Leaving out every picture, quote the data below exactly as it appears.

━━━━━━━━━━━━━━━━━━━━

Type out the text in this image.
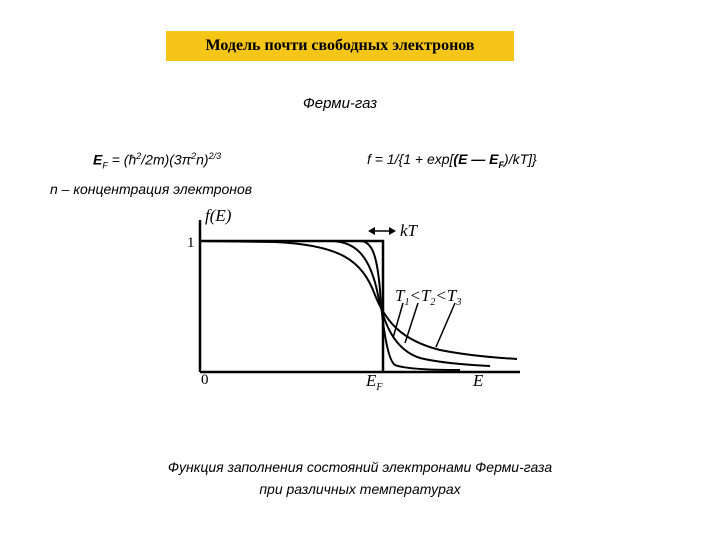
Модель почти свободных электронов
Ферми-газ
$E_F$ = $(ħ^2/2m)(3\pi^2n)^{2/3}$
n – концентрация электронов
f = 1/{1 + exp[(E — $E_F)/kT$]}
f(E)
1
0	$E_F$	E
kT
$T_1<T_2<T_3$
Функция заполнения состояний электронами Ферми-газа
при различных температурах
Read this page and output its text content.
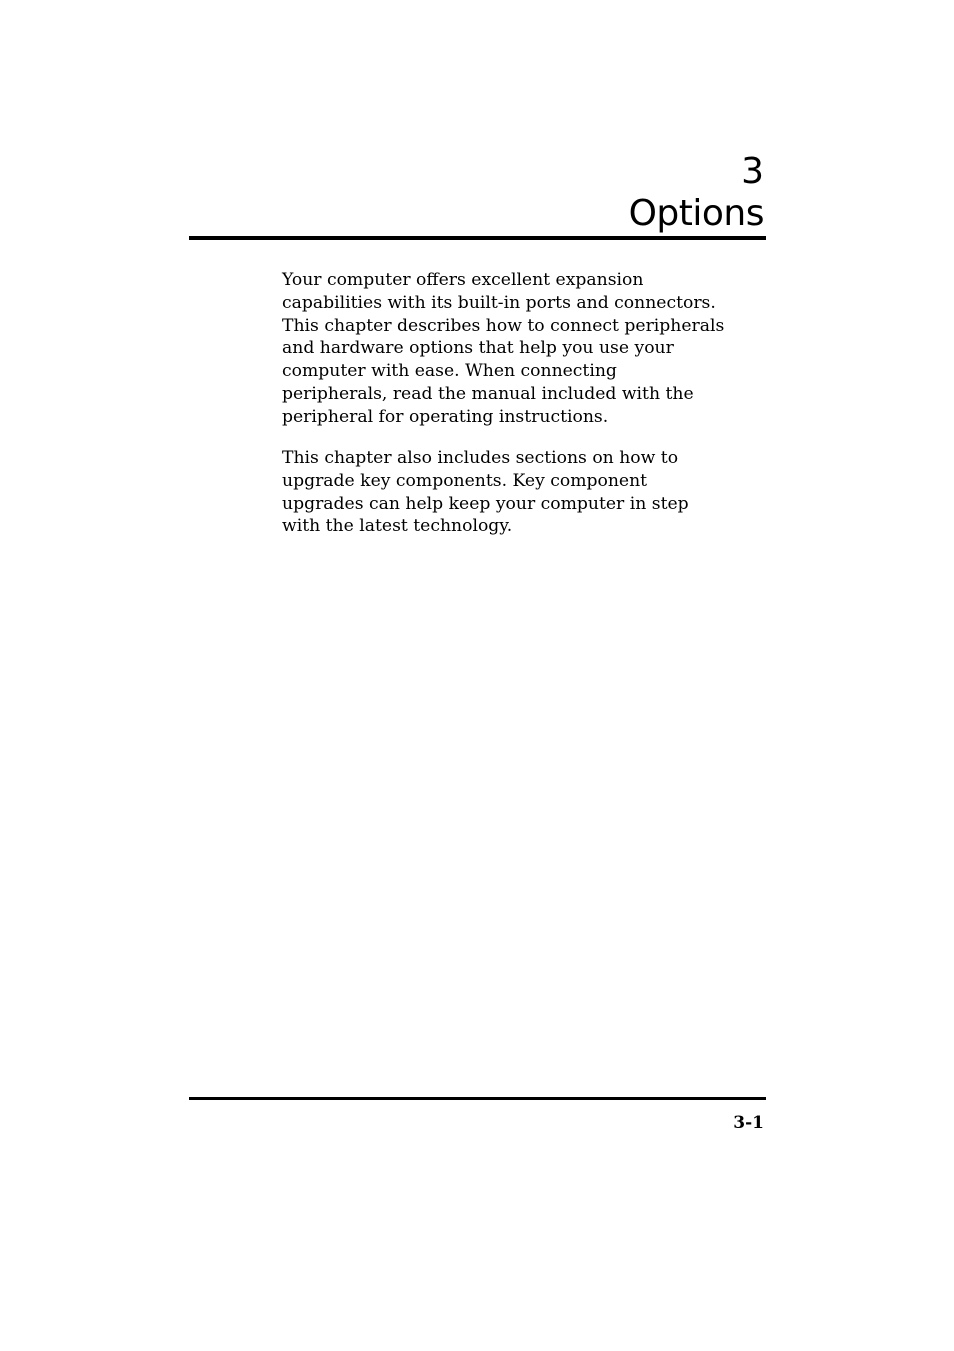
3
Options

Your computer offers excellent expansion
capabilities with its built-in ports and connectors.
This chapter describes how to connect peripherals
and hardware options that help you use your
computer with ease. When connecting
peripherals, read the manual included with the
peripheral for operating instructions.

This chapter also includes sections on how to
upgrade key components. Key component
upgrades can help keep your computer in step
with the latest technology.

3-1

━━━━━━━━━━━━━━━━━━━━

◆ **OUTPUT BELOW**:
Type out the text in this image.
Модель почти свободных электронов
Ферми-газ
$E_F$ = $(ħ^2/2m)(3\pi^2n)^{2/3}$
n – концентрация электронов
f = 1/{1 + exp[(E — $E_F)/kT$]}
f(E)
1
0	$E_F$	E
kT
$T_1<T_2<T_3$
Функция заполнения состояний электронами Ферми-газа
при различных температурах
Read this page and output its text content.
3
Options

Your computer offers excellent expansion
capabilities with its built-in ports and connectors.
This chapter describes how to connect peripherals
and hardware options that help you use your
computer with ease. When connecting
peripherals, read the manual included with the
peripheral for operating instructions.

This chapter also includes sections on how to
upgrade key components. Key component
upgrades can help keep your computer in step
with the latest technology.

3-1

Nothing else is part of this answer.